_GIVEN INSTRUCTION_: Transcribe all of the data exactly. Omit the pictures.

★ ★ ★ ★ ★ ★ ★

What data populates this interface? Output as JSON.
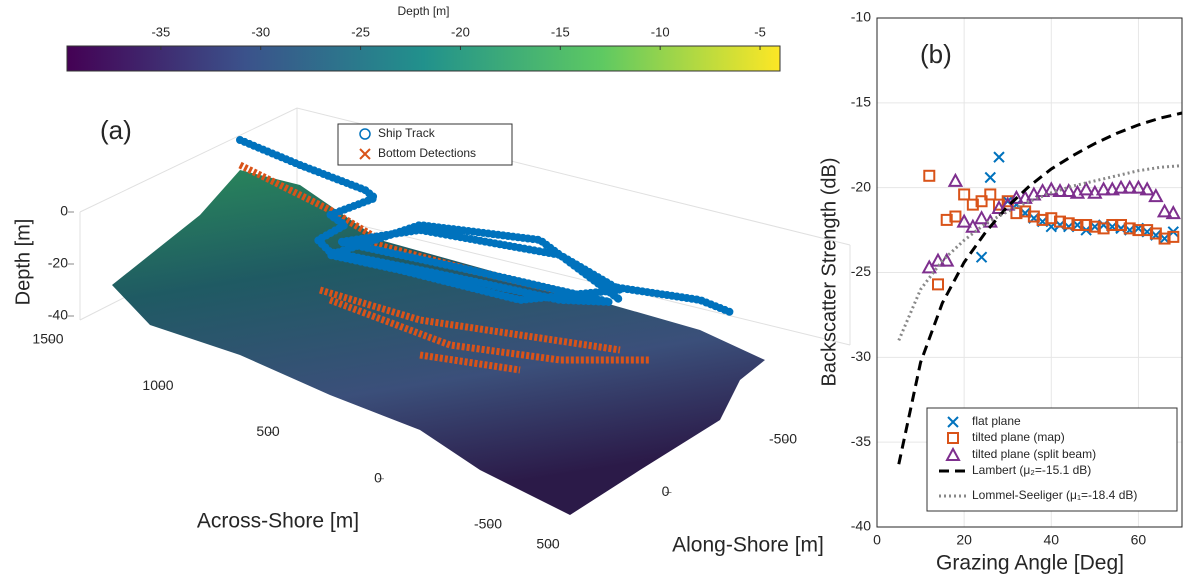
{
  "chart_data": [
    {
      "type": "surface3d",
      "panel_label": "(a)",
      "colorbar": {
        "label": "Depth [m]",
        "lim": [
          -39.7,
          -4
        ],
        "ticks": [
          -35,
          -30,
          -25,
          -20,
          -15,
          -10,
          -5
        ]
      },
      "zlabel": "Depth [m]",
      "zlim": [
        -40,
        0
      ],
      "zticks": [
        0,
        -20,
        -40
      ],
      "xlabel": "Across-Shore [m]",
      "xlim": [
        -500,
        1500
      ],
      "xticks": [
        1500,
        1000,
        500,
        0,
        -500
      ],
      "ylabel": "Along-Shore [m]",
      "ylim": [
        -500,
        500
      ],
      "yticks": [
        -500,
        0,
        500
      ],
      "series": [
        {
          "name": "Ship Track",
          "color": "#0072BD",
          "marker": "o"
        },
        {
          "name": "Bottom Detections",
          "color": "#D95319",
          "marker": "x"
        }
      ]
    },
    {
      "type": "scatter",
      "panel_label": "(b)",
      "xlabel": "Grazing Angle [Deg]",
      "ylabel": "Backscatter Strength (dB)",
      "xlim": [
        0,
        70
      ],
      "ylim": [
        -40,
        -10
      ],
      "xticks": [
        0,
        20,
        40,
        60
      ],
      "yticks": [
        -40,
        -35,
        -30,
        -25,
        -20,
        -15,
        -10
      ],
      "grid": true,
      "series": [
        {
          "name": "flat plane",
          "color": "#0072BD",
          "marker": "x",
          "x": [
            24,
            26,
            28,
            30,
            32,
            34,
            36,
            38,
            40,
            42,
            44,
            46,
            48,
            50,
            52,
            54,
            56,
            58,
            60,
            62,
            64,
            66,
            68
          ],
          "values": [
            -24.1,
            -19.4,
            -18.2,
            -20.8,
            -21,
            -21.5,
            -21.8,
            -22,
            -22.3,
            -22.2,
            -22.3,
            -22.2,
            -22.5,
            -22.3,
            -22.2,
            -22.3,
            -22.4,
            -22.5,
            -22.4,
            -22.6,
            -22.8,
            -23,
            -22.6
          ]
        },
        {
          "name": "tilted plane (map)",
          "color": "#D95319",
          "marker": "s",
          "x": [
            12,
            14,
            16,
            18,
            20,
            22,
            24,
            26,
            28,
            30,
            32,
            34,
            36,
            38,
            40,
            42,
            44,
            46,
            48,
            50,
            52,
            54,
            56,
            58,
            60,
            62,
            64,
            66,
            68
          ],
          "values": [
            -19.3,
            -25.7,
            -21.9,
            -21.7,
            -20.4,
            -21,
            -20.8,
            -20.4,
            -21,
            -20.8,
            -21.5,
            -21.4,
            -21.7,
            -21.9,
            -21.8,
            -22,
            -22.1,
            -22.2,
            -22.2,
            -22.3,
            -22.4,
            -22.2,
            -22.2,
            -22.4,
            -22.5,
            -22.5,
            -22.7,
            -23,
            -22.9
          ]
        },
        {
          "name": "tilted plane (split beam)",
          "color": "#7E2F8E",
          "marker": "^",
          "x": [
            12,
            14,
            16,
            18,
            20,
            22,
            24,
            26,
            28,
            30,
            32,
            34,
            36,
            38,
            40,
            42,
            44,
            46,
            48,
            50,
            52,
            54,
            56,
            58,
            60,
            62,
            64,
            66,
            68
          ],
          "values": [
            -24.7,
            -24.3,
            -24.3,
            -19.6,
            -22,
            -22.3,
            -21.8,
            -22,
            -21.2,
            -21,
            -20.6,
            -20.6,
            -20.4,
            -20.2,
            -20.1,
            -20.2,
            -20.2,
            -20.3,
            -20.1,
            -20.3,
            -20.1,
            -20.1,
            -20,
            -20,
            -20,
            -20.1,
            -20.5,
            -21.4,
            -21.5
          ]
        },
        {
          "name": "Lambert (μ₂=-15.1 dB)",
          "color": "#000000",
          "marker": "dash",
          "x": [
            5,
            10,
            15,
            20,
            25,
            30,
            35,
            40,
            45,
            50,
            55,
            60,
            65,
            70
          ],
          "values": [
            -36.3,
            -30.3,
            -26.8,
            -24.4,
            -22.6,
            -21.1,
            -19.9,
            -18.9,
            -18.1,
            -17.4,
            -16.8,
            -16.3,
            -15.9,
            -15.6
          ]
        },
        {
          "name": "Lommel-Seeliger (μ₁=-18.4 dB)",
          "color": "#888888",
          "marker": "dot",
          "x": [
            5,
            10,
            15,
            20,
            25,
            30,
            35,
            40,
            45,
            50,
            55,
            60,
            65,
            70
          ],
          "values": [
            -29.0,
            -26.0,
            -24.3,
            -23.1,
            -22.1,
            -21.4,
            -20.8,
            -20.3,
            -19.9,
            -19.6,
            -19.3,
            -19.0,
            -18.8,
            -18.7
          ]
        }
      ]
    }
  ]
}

★ ★ ★ ★ ★ ★ ★

_WRITTEN RESPONSE_:
What data populates this interface? Output as JSON.
{
  "chart_data": [
    {
      "type": "surface3d",
      "panel_label": "(a)",
      "colorbar": {
        "label": "Depth [m]",
        "lim": [
          -39.7,
          -4
        ],
        "ticks": [
          -35,
          -30,
          -25,
          -20,
          -15,
          -10,
          -5
        ]
      },
      "zlabel": "Depth [m]",
      "zlim": [
        -40,
        0
      ],
      "zticks": [
        0,
        -20,
        -40
      ],
      "xlabel": "Across-Shore [m]",
      "xlim": [
        -500,
        1500
      ],
      "xticks": [
        1500,
        1000,
        500,
        0,
        -500
      ],
      "ylabel": "Along-Shore [m]",
      "ylim": [
        -500,
        500
      ],
      "yticks": [
        -500,
        0,
        500
      ],
      "series": [
        {
          "name": "Ship Track",
          "color": "#0072BD",
          "marker": "o"
        },
        {
          "name": "Bottom Detections",
          "color": "#D95319",
          "marker": "x"
        }
      ]
    },
    {
      "type": "scatter",
      "panel_label": "(b)",
      "xlabel": "Grazing Angle [Deg]",
      "ylabel": "Backscatter Strength (dB)",
      "xlim": [
        0,
        70
      ],
      "ylim": [
        -40,
        -10
      ],
      "xticks": [
        0,
        20,
        40,
        60
      ],
      "yticks": [
        -40,
        -35,
        -30,
        -25,
        -20,
        -15,
        -10
      ],
      "grid": true,
      "series": [
        {
          "name": "flat plane",
          "color": "#0072BD",
          "marker": "x",
          "x": [
            24,
            26,
            28,
            30,
            32,
            34,
            36,
            38,
            40,
            42,
            44,
            46,
            48,
            50,
            52,
            54,
            56,
            58,
            60,
            62,
            64,
            66,
            68
          ],
          "values": [
            -24.1,
            -19.4,
            -18.2,
            -20.8,
            -21,
            -21.5,
            -21.8,
            -22,
            -22.3,
            -22.2,
            -22.3,
            -22.2,
            -22.5,
            -22.3,
            -22.2,
            -22.3,
            -22.4,
            -22.5,
            -22.4,
            -22.6,
            -22.8,
            -23,
            -22.6
          ]
        },
        {
          "name": "tilted plane (map)",
          "color": "#D95319",
          "marker": "s",
          "x": [
            12,
            14,
            16,
            18,
            20,
            22,
            24,
            26,
            28,
            30,
            32,
            34,
            36,
            38,
            40,
            42,
            44,
            46,
            48,
            50,
            52,
            54,
            56,
            58,
            60,
            62,
            64,
            66,
            68
          ],
          "values": [
            -19.3,
            -25.7,
            -21.9,
            -21.7,
            -20.4,
            -21,
            -20.8,
            -20.4,
            -21,
            -20.8,
            -21.5,
            -21.4,
            -21.7,
            -21.9,
            -21.8,
            -22,
            -22.1,
            -22.2,
            -22.2,
            -22.3,
            -22.4,
            -22.2,
            -22.2,
            -22.4,
            -22.5,
            -22.5,
            -22.7,
            -23,
            -22.9
          ]
        },
        {
          "name": "tilted plane (split beam)",
          "color": "#7E2F8E",
          "marker": "^",
          "x": [
            12,
            14,
            16,
            18,
            20,
            22,
            24,
            26,
            28,
            30,
            32,
            34,
            36,
            38,
            40,
            42,
            44,
            46,
            48,
            50,
            52,
            54,
            56,
            58,
            60,
            62,
            64,
            66,
            68
          ],
          "values": [
            -24.7,
            -24.3,
            -24.3,
            -19.6,
            -22,
            -22.3,
            -21.8,
            -22,
            -21.2,
            -21,
            -20.6,
            -20.6,
            -20.4,
            -20.2,
            -20.1,
            -20.2,
            -20.2,
            -20.3,
            -20.1,
            -20.3,
            -20.1,
            -20.1,
            -20,
            -20,
            -20,
            -20.1,
            -20.5,
            -21.4,
            -21.5
          ]
        },
        {
          "name": "Lambert (μ₂=-15.1 dB)",
          "color": "#000000",
          "marker": "dash",
          "x": [
            5,
            10,
            15,
            20,
            25,
            30,
            35,
            40,
            45,
            50,
            55,
            60,
            65,
            70
          ],
          "values": [
            -36.3,
            -30.3,
            -26.8,
            -24.4,
            -22.6,
            -21.1,
            -19.9,
            -18.9,
            -18.1,
            -17.4,
            -16.8,
            -16.3,
            -15.9,
            -15.6
          ]
        },
        {
          "name": "Lommel-Seeliger (μ₁=-18.4 dB)",
          "color": "#888888",
          "marker": "dot",
          "x": [
            5,
            10,
            15,
            20,
            25,
            30,
            35,
            40,
            45,
            50,
            55,
            60,
            65,
            70
          ],
          "values": [
            -29.0,
            -26.0,
            -24.3,
            -23.1,
            -22.1,
            -21.4,
            -20.8,
            -20.3,
            -19.9,
            -19.6,
            -19.3,
            -19.0,
            -18.8,
            -18.7
          ]
        }
      ]
    }
  ]
}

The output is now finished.